* WHAT IS BEING ASKED
In the forum thread on spring snow goose hunting near Valley City, what does DJRooster say happens if you go a little farther west than the valley?

* begin TEXT EXCERPT *

# Valley City Good Hunting for snows in Spring



## FlyerCapt17 (Jan 14, 2005)

*Devils lake have lots of snow geese?*​
Yes1155.00%no945.00%


----------



## FlyerCapt17 (Jan 14, 2005)

I havn't been to Valley City but it's close to my area. I was wondering if the snows fly threw in the Spring season.

If not, where is a good area? :sniper:


----------



## Maverick (Mar 4, 2002)

Good place, but the best place is where the migratoin is going. Look it up! It changes from year to year!


----------



## KEN W (Feb 22, 2002)

If your'e asking about Valley city....why does the poll say Devils Lake?


----------



## Maverick (Mar 4, 2002)

You are asking about snow geese and you put the topic under canadian goose hunting? Someone is lost?


----------



## DJRooster (Nov 4, 2002)

That's why he needs some direction in his life!! The answer to all of these is yes depending on your timing and the year. But generally speaking if you go a little farther west than the valley the migration should be a little better.

* end TEXT EXCERPT *
* begin RECORDS SHOWN *

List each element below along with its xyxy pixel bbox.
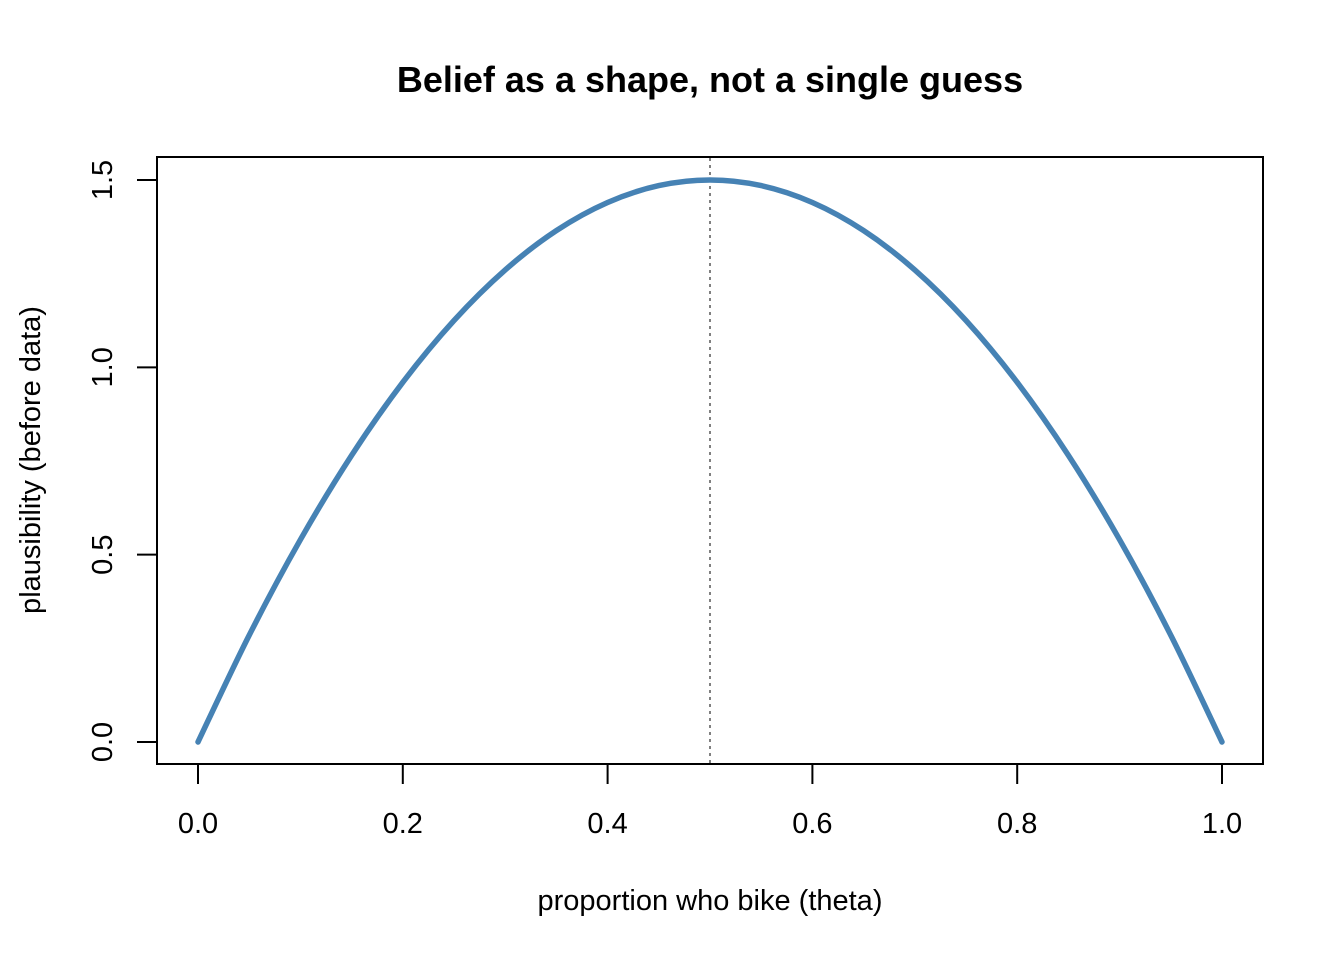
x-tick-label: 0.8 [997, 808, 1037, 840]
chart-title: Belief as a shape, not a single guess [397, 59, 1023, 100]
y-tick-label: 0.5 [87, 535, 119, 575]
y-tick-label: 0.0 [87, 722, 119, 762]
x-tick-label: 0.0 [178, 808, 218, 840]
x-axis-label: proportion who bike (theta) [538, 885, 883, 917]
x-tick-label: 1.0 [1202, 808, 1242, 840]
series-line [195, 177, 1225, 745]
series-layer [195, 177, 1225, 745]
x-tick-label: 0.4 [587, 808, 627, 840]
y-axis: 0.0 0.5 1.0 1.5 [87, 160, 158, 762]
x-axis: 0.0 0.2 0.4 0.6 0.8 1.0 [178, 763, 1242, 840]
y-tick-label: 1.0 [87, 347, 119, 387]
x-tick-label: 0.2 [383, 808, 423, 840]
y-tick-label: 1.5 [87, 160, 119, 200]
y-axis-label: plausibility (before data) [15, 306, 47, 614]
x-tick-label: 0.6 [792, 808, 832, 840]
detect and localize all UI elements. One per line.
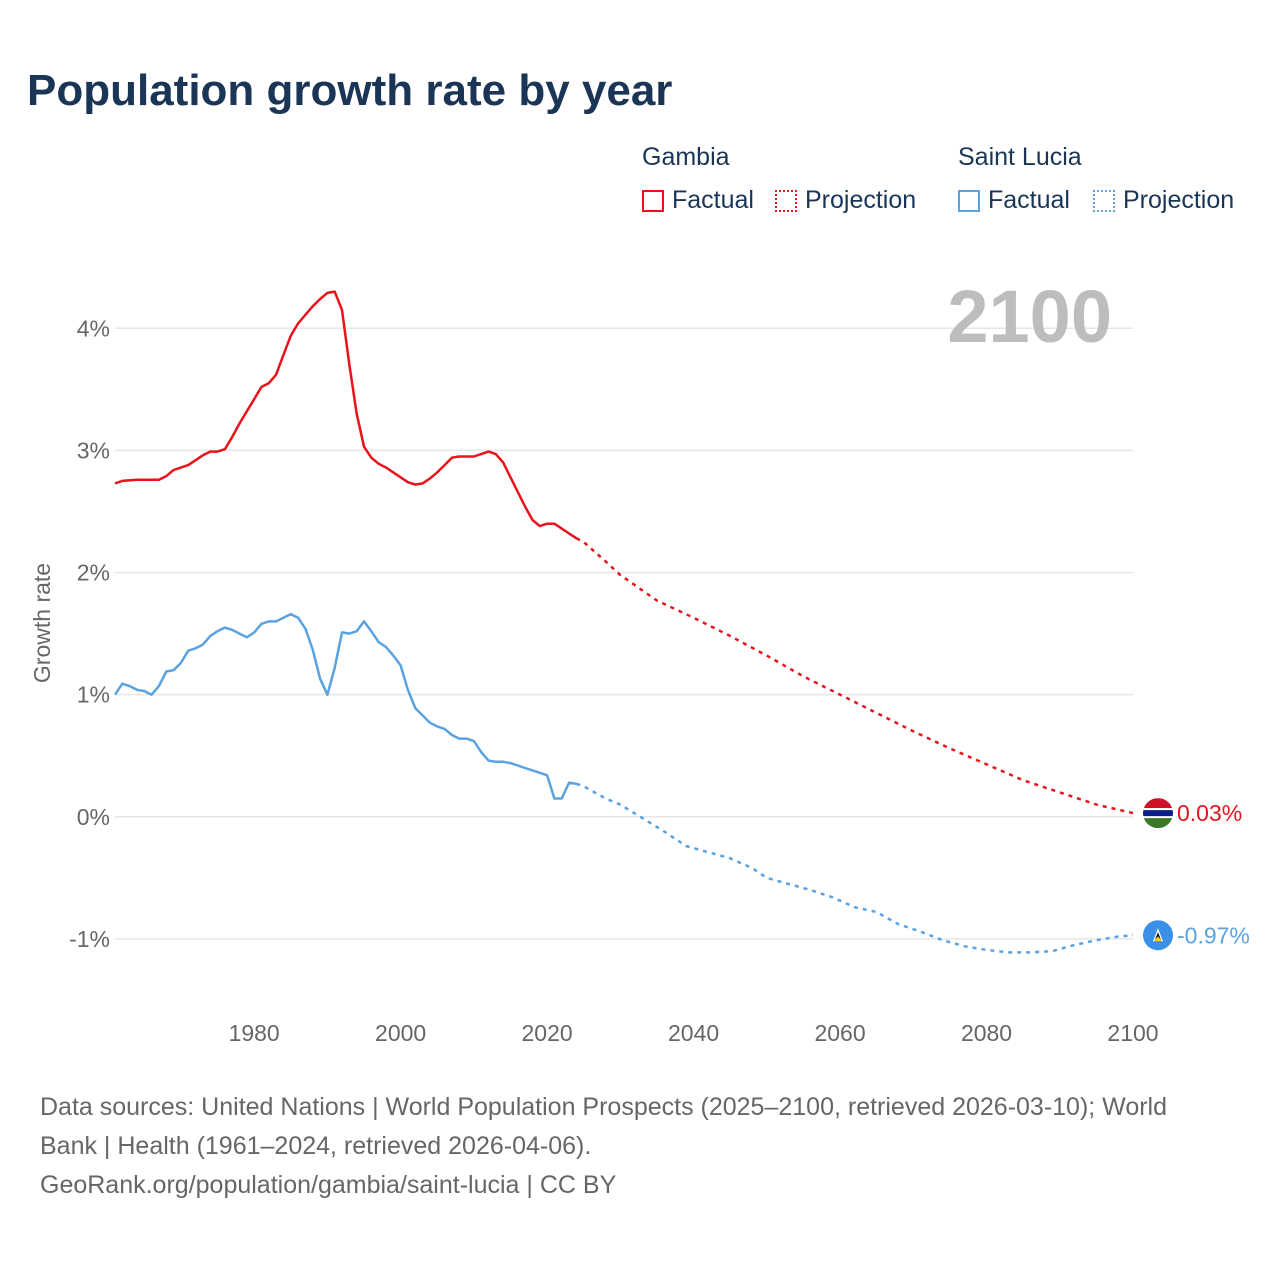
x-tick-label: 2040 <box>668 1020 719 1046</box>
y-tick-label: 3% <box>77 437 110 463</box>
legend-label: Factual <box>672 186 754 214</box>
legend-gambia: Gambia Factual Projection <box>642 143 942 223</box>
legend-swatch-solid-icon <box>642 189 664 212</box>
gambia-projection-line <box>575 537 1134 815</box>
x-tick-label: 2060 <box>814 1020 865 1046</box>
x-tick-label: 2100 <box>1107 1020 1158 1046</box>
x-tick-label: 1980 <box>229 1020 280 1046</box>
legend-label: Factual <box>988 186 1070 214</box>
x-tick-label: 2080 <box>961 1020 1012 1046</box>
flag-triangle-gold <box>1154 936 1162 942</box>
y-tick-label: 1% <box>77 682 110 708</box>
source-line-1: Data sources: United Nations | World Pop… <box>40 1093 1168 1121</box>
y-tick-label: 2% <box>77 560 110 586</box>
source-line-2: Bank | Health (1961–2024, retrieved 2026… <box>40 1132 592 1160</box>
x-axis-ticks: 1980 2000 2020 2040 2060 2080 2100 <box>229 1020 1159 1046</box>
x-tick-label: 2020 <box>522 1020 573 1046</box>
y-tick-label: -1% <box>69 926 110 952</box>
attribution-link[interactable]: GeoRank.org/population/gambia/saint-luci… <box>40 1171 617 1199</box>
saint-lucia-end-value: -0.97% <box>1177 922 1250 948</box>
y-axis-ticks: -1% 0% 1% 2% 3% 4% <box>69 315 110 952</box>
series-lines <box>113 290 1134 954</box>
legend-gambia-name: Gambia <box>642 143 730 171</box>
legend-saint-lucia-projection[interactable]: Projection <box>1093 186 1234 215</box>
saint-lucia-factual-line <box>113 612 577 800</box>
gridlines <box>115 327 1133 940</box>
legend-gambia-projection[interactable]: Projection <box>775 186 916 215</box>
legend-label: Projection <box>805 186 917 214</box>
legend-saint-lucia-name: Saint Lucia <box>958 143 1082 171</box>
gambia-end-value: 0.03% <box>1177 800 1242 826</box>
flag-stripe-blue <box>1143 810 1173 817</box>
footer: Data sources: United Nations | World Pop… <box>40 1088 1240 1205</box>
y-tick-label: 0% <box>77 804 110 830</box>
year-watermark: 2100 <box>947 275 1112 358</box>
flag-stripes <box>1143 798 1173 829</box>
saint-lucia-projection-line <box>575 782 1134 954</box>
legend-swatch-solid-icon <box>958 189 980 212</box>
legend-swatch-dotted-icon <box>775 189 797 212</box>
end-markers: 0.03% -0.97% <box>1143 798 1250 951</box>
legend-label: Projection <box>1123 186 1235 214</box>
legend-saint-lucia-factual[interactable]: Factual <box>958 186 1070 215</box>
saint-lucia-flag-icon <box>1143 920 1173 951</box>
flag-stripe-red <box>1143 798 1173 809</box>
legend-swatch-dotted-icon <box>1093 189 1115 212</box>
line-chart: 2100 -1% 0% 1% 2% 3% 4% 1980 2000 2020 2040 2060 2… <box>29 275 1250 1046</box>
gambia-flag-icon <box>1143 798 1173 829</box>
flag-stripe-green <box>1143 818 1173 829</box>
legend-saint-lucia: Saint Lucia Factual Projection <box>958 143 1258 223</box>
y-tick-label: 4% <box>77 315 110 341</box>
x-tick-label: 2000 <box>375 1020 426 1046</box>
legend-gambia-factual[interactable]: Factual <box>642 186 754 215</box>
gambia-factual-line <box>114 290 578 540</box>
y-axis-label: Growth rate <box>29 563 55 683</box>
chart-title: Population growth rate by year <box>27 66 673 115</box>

* end RECORDS SHOWN *

* RESPONSE TO THIS EXERCISE
The migration should be a little better.